==== Records to use ====

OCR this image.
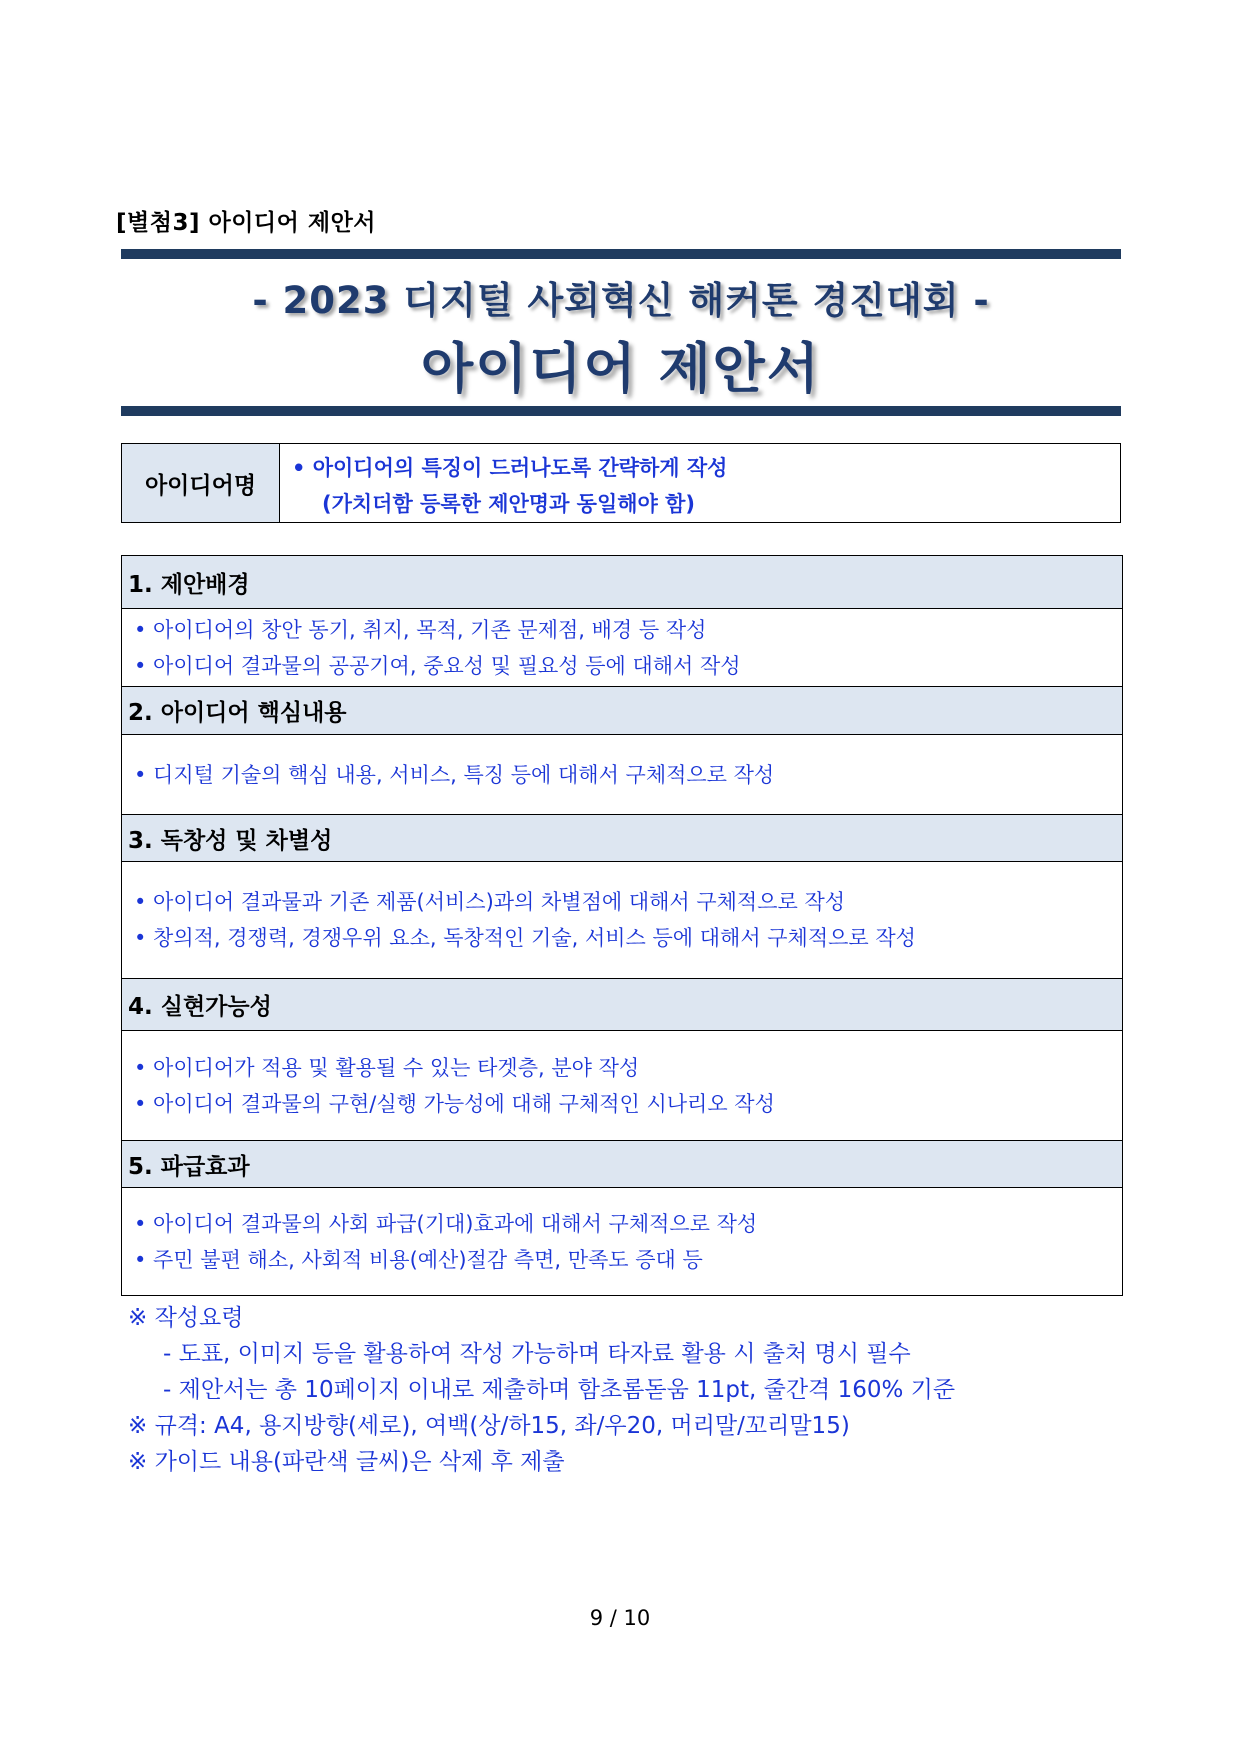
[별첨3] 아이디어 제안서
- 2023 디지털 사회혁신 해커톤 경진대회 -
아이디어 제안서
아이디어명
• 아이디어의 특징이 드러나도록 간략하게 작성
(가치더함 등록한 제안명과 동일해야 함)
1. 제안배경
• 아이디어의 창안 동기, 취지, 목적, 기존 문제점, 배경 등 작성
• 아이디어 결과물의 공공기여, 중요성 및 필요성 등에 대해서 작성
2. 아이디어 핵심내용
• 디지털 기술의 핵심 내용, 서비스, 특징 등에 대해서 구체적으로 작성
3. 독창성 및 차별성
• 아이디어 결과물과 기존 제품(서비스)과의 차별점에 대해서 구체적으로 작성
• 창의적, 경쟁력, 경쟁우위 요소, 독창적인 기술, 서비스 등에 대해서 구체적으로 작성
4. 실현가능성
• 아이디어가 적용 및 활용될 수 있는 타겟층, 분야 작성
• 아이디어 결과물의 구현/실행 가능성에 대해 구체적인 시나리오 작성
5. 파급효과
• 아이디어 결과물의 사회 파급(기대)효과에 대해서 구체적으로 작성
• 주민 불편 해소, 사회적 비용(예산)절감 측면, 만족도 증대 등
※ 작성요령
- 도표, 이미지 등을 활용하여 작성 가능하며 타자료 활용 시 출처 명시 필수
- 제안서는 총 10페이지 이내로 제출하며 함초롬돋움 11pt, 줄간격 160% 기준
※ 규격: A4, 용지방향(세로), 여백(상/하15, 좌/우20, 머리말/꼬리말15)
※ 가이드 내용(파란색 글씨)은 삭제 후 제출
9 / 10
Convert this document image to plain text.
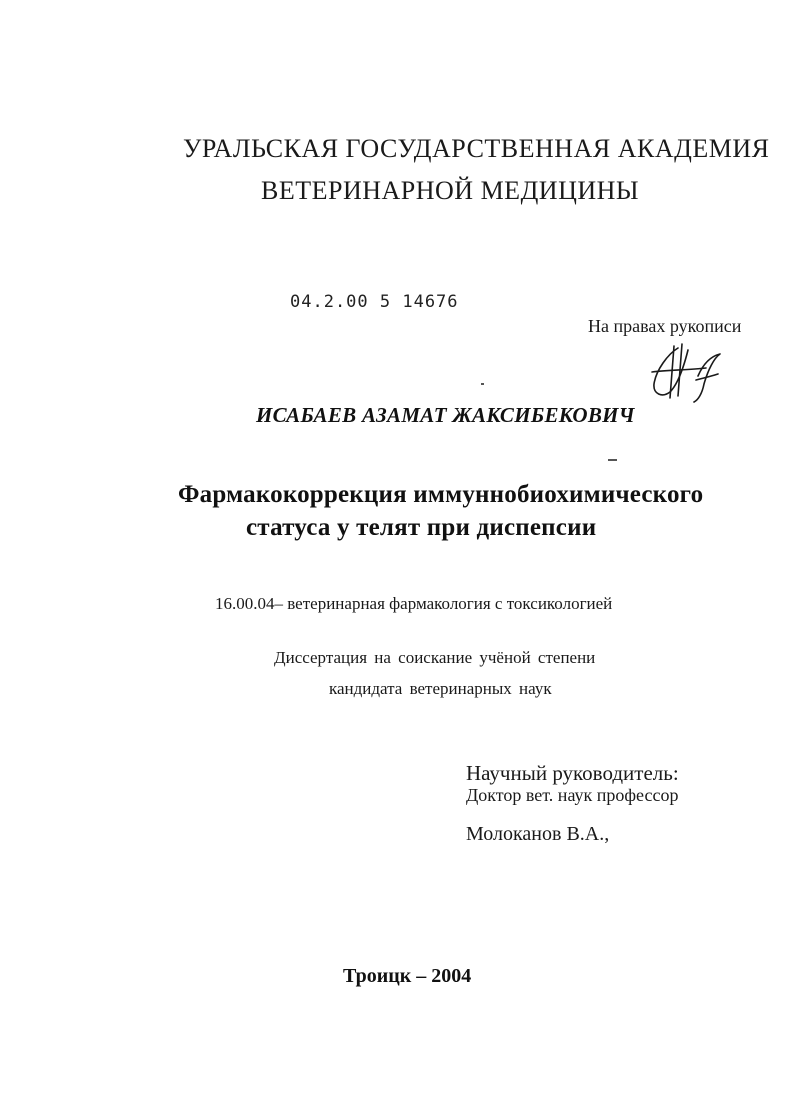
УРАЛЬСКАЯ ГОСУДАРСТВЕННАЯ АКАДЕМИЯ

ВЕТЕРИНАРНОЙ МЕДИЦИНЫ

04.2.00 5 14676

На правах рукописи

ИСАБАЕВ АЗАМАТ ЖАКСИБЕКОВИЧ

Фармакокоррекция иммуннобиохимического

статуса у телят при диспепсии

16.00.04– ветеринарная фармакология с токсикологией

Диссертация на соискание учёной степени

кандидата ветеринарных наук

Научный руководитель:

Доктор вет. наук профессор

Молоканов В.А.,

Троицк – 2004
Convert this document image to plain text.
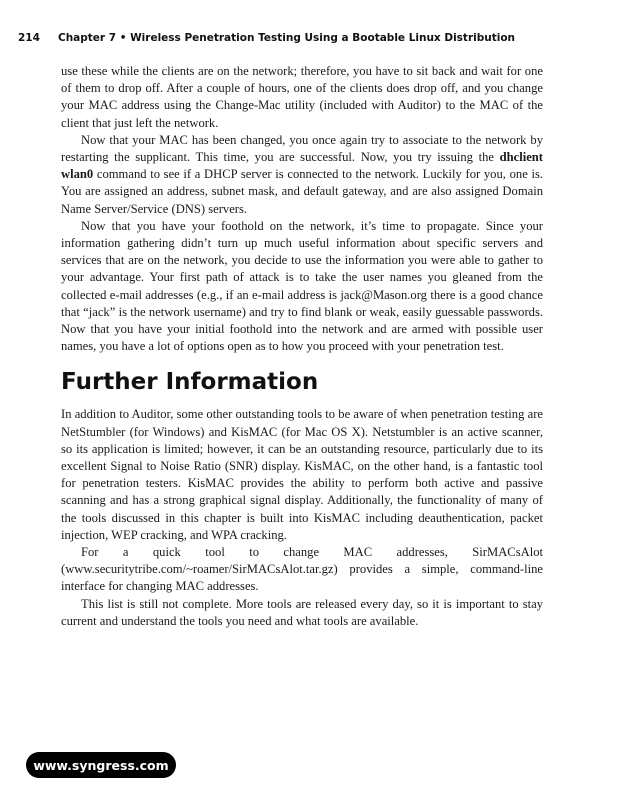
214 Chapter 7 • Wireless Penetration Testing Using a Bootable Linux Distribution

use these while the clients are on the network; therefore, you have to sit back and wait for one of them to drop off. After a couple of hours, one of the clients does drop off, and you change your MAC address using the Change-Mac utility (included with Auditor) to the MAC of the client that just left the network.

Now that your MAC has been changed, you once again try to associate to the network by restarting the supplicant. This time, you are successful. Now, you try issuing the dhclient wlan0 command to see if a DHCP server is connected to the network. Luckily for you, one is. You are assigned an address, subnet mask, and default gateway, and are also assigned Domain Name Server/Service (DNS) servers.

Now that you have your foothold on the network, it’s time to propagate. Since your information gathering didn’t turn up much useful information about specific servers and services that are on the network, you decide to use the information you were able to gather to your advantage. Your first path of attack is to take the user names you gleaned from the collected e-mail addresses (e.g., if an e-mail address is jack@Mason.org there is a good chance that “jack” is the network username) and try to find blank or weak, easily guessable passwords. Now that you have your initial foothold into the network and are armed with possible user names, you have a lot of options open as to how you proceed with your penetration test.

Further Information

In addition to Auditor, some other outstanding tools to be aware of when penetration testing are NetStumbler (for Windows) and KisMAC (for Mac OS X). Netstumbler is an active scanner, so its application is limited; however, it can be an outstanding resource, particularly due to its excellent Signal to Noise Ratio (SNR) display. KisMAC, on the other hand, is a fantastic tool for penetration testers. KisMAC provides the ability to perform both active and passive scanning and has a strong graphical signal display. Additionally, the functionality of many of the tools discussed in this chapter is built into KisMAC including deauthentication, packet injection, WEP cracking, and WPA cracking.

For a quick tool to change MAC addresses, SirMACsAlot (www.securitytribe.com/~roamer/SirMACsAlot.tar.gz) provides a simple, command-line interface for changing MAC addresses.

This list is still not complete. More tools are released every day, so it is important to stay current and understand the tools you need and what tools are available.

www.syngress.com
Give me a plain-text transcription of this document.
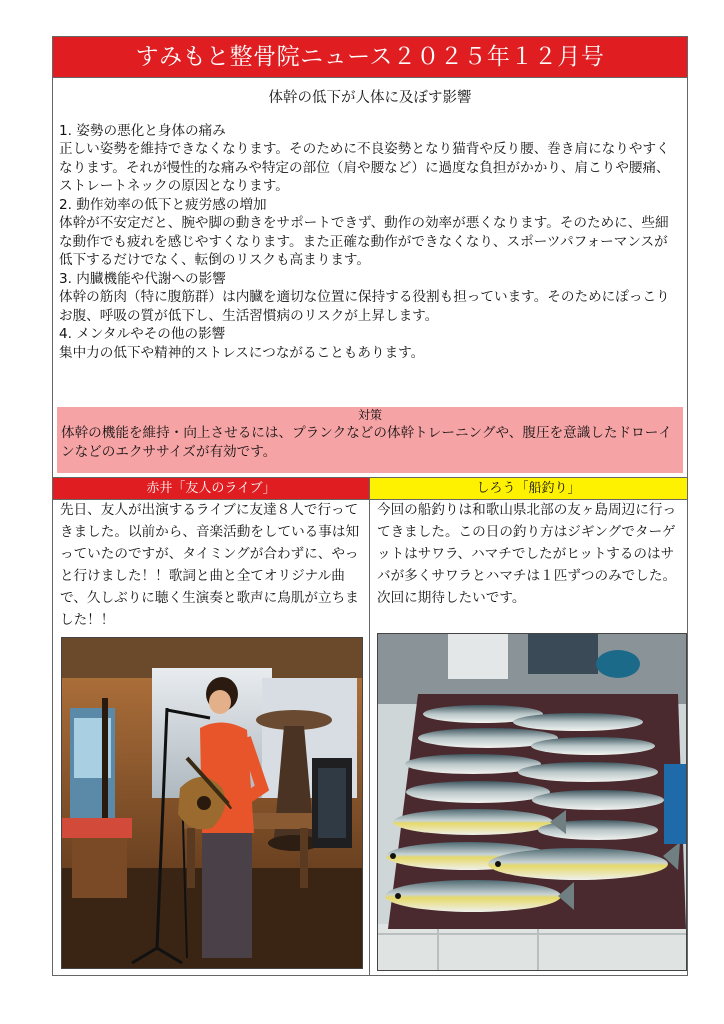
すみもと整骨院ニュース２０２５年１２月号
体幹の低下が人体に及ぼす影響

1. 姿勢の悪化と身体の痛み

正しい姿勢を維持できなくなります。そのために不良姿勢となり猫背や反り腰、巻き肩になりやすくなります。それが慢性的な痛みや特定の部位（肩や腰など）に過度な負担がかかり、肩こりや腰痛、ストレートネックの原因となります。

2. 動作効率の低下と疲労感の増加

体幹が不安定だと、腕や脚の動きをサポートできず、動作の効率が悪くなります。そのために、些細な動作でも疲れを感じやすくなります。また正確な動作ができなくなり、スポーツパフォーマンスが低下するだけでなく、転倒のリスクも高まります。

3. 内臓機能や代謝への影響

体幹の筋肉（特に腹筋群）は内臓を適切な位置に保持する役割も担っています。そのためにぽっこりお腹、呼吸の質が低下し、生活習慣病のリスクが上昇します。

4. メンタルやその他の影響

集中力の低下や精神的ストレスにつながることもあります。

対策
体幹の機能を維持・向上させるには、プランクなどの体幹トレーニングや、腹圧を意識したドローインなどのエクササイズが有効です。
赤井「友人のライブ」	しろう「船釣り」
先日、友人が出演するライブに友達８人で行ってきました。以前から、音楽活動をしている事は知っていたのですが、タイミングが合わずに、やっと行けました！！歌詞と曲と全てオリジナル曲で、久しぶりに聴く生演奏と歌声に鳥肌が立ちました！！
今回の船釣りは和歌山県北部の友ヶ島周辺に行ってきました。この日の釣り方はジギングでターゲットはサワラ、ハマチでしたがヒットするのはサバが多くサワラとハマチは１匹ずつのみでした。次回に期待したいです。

====

__Given request__
Go through the entries above and copy every line containing "결과물의".

__Output for this exercise__
• 아이디어 결과물의 공공기여, 중요성 및 필요성 등에 대해서 작성
• 아이디어 결과물의 구현/실행 가능성에 대해 구체적인 시나리오 작성
• 아이디어 결과물의 사회 파급(기대)효과에 대해서 구체적으로 작성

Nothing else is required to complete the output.